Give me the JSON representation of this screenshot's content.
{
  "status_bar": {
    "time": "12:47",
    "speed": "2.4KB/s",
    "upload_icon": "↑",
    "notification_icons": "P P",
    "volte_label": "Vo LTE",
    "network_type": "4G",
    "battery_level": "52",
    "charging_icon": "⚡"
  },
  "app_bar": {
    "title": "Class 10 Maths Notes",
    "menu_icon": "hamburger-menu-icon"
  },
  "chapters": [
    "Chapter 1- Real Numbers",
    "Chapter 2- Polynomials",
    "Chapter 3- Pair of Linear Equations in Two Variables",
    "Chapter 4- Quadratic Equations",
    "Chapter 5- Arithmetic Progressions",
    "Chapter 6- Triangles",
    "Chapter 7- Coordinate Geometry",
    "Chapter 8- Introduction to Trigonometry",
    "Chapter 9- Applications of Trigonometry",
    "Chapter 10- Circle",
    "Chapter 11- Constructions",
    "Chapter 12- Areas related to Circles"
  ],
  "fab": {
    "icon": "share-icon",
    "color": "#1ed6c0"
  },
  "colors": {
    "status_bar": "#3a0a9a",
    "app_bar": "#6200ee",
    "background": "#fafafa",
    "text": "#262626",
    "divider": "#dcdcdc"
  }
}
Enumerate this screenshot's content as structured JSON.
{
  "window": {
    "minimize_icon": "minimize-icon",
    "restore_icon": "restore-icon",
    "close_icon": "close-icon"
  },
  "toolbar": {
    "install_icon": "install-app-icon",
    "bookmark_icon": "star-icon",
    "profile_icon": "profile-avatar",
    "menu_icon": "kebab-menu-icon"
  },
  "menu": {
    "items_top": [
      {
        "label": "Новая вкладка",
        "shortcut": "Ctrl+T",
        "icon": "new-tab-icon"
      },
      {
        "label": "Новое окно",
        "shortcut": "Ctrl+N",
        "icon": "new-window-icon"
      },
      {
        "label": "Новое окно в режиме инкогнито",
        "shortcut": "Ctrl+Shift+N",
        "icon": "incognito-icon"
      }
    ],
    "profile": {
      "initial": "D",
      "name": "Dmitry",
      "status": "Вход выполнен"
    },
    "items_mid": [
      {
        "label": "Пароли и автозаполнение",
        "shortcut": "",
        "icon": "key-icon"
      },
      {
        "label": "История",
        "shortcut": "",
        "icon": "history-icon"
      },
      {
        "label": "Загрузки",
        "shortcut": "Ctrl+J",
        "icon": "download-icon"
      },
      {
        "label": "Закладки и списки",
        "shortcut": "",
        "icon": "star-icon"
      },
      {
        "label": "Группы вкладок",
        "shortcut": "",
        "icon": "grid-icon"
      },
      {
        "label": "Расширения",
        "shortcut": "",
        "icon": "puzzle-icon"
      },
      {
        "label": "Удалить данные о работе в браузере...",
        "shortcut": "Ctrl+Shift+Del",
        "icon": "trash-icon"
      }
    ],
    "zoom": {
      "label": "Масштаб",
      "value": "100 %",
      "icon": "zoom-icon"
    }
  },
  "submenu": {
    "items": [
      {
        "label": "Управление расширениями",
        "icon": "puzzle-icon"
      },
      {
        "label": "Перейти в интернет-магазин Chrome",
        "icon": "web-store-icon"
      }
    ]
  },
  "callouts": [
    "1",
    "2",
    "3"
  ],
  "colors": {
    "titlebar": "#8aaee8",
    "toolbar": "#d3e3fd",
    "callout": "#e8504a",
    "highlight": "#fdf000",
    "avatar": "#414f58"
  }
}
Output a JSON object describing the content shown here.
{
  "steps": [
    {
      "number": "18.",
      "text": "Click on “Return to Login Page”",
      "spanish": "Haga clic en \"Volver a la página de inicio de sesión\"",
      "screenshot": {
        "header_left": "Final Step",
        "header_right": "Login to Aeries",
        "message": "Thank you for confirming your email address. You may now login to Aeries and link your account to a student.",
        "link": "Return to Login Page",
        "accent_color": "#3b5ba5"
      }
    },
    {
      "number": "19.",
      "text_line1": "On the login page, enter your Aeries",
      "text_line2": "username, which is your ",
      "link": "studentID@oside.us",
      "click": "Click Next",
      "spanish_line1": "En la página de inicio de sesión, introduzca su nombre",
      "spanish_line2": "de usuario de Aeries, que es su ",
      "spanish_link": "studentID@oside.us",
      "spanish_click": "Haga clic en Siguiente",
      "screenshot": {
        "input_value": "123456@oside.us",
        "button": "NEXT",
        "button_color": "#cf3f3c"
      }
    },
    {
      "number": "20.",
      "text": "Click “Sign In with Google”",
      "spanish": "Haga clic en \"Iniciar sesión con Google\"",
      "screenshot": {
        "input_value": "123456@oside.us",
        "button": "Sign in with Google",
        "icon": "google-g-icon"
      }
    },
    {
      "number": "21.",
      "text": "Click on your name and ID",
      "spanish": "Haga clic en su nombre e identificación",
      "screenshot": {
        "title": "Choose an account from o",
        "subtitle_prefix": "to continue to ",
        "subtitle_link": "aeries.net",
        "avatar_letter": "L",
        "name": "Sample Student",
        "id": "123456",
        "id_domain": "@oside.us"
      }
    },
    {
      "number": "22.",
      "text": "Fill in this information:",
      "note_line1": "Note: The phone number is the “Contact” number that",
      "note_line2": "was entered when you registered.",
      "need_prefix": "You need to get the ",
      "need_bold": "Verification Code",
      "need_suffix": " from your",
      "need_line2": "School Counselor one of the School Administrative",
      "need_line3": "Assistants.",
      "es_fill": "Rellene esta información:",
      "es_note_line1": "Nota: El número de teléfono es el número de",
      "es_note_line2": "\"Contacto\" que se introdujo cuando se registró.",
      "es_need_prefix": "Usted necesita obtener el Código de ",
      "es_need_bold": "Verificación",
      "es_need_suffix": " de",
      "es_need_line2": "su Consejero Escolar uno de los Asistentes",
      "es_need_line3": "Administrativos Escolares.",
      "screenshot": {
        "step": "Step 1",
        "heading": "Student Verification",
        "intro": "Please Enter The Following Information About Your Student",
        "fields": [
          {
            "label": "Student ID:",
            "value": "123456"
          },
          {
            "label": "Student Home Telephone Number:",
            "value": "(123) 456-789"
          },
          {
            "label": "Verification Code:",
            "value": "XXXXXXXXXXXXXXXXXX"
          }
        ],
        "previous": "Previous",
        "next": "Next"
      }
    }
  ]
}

◇ ◇ ◇ ◇ ◇

INSTRUCTIONS TO FOLLOW ::
Reproduce every entry shown above, precisely as it stands.

FULL ANSWER ::
Give me the JSON representation of this screenshot's content.
{
  "status_bar": {
    "time": "12:47",
    "speed": "2.4KB/s",
    "upload_icon": "↑",
    "notification_icons": "P P",
    "volte_label": "Vo LTE",
    "network_type": "4G",
    "battery_level": "52",
    "charging_icon": "⚡"
  },
  "app_bar": {
    "title": "Class 10 Maths Notes",
    "menu_icon": "hamburger-menu-icon"
  },
  "chapters": [
    "Chapter 1- Real Numbers",
    "Chapter 2- Polynomials",
    "Chapter 3- Pair of Linear Equations in Two Variables",
    "Chapter 4- Quadratic Equations",
    "Chapter 5- Arithmetic Progressions",
    "Chapter 6- Triangles",
    "Chapter 7- Coordinate Geometry",
    "Chapter 8- Introduction to Trigonometry",
    "Chapter 9- Applications of Trigonometry",
    "Chapter 10- Circle",
    "Chapter 11- Constructions",
    "Chapter 12- Areas related to Circles"
  ],
  "fab": {
    "icon": "share-icon",
    "color": "#1ed6c0"
  },
  "colors": {
    "status_bar": "#3a0a9a",
    "app_bar": "#6200ee",
    "background": "#fafafa",
    "text": "#262626",
    "divider": "#dcdcdc"
  }
}
Enumerate this screenshot's content as structured JSON.
{
  "window": {
    "minimize_icon": "minimize-icon",
    "restore_icon": "restore-icon",
    "close_icon": "close-icon"
  },
  "toolbar": {
    "install_icon": "install-app-icon",
    "bookmark_icon": "star-icon",
    "profile_icon": "profile-avatar",
    "menu_icon": "kebab-menu-icon"
  },
  "menu": {
    "items_top": [
      {
        "label": "Новая вкладка",
        "shortcut": "Ctrl+T",
        "icon": "new-tab-icon"
      },
      {
        "label": "Новое окно",
        "shortcut": "Ctrl+N",
        "icon": "new-window-icon"
      },
      {
        "label": "Новое окно в режиме инкогнито",
        "shortcut": "Ctrl+Shift+N",
        "icon": "incognito-icon"
      }
    ],
    "profile": {
      "initial": "D",
      "name": "Dmitry",
      "status": "Вход выполнен"
    },
    "items_mid": [
      {
        "label": "Пароли и автозаполнение",
        "shortcut": "",
        "icon": "key-icon"
      },
      {
        "label": "История",
        "shortcut": "",
        "icon": "history-icon"
      },
      {
        "label": "Загрузки",
        "shortcut": "Ctrl+J",
        "icon": "download-icon"
      },
      {
        "label": "Закладки и списки",
        "shortcut": "",
        "icon": "star-icon"
      },
      {
        "label": "Группы вкладок",
        "shortcut": "",
        "icon": "grid-icon"
      },
      {
        "label": "Расширения",
        "shortcut": "",
        "icon": "puzzle-icon"
      },
      {
        "label": "Удалить данные о работе в браузере...",
        "shortcut": "Ctrl+Shift+Del",
        "icon": "trash-icon"
      }
    ],
    "zoom": {
      "label": "Масштаб",
      "value": "100 %",
      "icon": "zoom-icon"
    }
  },
  "submenu": {
    "items": [
      {
        "label": "Управление расширениями",
        "icon": "puzzle-icon"
      },
      {
        "label": "Перейти в интернет-магазин Chrome",
        "icon": "web-store-icon"
      }
    ]
  },
  "callouts": [
    "1",
    "2",
    "3"
  ],
  "colors": {
    "titlebar": "#8aaee8",
    "toolbar": "#d3e3fd",
    "callout": "#e8504a",
    "highlight": "#fdf000",
    "avatar": "#414f58"
  }
}
Output a JSON object describing the content shown here.
{
  "steps": [
    {
      "number": "18.",
      "text": "Click on “Return to Login Page”",
      "spanish": "Haga clic en \"Volver a la página de inicio de sesión\"",
      "screenshot": {
        "header_left": "Final Step",
        "header_right": "Login to Aeries",
        "message": "Thank you for confirming your email address. You may now login to Aeries and link your account to a student.",
        "link": "Return to Login Page",
        "accent_color": "#3b5ba5"
      }
    },
    {
      "number": "19.",
      "text_line1": "On the login page, enter your Aeries",
      "text_line2": "username, which is your ",
      "link": "studentID@oside.us",
      "click": "Click Next",
      "spanish_line1": "En la página de inicio de sesión, introduzca su nombre",
      "spanish_line2": "de usuario de Aeries, que es su ",
      "spanish_link": "studentID@oside.us",
      "spanish_click": "Haga clic en Siguiente",
      "screenshot": {
        "input_value": "123456@oside.us",
        "button": "NEXT",
        "button_color": "#cf3f3c"
      }
    },
    {
      "number": "20.",
      "text": "Click “Sign In with Google”",
      "spanish": "Haga clic en \"Iniciar sesión con Google\"",
      "screenshot": {
        "input_value": "123456@oside.us",
        "button": "Sign in with Google",
        "icon": "google-g-icon"
      }
    },
    {
      "number": "21.",
      "text": "Click on your name and ID",
      "spanish": "Haga clic en su nombre e identificación",
      "screenshot": {
        "title": "Choose an account from o",
        "subtitle_prefix": "to continue to ",
        "subtitle_link": "aeries.net",
        "avatar_letter": "L",
        "name": "Sample Student",
        "id": "123456",
        "id_domain": "@oside.us"
      }
    },
    {
      "number": "22.",
      "text": "Fill in this information:",
      "note_line1": "Note: The phone number is the “Contact” number that",
      "note_line2": "was entered when you registered.",
      "need_prefix": "You need to get the ",
      "need_bold": "Verification Code",
      "need_suffix": " from your",
      "need_line2": "School Counselor one of the School Administrative",
      "need_line3": "Assistants.",
      "es_fill": "Rellene esta información:",
      "es_note_line1": "Nota: El número de teléfono es el número de",
      "es_note_line2": "\"Contacto\" que se introdujo cuando se registró.",
      "es_need_prefix": "Usted necesita obtener el Código de ",
      "es_need_bold": "Verificación",
      "es_need_suffix": " de",
      "es_need_line2": "su Consejero Escolar uno de los Asistentes",
      "es_need_line3": "Administrativos Escolares.",
      "screenshot": {
        "step": "Step 1",
        "heading": "Student Verification",
        "intro": "Please Enter The Following Information About Your Student",
        "fields": [
          {
            "label": "Student ID:",
            "value": "123456"
          },
          {
            "label": "Student Home Telephone Number:",
            "value": "(123) 456-789"
          },
          {
            "label": "Verification Code:",
            "value": "XXXXXXXXXXXXXXXXXX"
          }
        ],
        "previous": "Previous",
        "next": "Next"
      }
    }
  ]
}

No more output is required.